▶ **DIRECTION**
Search the records for "Tasa" and copy each line that holds it.
··· MATERIAL PROVIDED
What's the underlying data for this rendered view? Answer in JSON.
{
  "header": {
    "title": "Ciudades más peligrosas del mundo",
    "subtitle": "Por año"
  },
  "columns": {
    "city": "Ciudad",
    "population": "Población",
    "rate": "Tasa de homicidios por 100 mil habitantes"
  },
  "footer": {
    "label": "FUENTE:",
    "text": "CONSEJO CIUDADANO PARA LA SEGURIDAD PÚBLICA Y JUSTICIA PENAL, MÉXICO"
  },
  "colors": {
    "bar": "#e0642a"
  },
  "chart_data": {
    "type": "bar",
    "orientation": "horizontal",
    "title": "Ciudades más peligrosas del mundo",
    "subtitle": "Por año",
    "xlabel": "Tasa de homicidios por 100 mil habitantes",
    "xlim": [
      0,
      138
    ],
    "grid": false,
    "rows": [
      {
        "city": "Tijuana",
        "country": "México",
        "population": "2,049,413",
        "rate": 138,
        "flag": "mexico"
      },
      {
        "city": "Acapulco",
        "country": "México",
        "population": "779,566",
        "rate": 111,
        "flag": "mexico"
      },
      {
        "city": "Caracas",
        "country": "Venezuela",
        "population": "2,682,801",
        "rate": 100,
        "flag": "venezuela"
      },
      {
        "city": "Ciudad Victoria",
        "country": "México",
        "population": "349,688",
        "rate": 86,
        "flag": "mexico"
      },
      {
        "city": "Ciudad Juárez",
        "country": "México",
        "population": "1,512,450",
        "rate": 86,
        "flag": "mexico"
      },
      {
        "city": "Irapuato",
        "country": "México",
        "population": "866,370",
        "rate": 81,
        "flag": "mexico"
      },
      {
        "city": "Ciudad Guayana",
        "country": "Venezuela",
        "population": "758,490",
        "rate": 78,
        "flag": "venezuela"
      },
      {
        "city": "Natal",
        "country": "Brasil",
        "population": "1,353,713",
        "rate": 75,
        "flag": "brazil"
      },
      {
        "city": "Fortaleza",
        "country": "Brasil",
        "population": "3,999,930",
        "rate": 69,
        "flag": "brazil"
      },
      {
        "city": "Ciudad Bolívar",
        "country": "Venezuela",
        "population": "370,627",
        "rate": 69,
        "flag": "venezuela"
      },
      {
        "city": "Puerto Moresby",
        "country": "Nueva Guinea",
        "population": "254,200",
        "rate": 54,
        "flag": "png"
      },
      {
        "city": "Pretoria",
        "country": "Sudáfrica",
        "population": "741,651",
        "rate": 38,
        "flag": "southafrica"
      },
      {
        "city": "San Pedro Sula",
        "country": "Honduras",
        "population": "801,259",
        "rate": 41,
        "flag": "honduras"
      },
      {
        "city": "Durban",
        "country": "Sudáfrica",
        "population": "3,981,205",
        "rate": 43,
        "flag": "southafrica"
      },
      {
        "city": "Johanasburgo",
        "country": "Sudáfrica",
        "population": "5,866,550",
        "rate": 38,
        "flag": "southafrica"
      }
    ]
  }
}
······
▶ **RESULT BELOW**
    "rate": "Tasa de homicidios por 100 mil habitantes"
    "xlabel": "Tasa de homicidios por 100 mil habitantes",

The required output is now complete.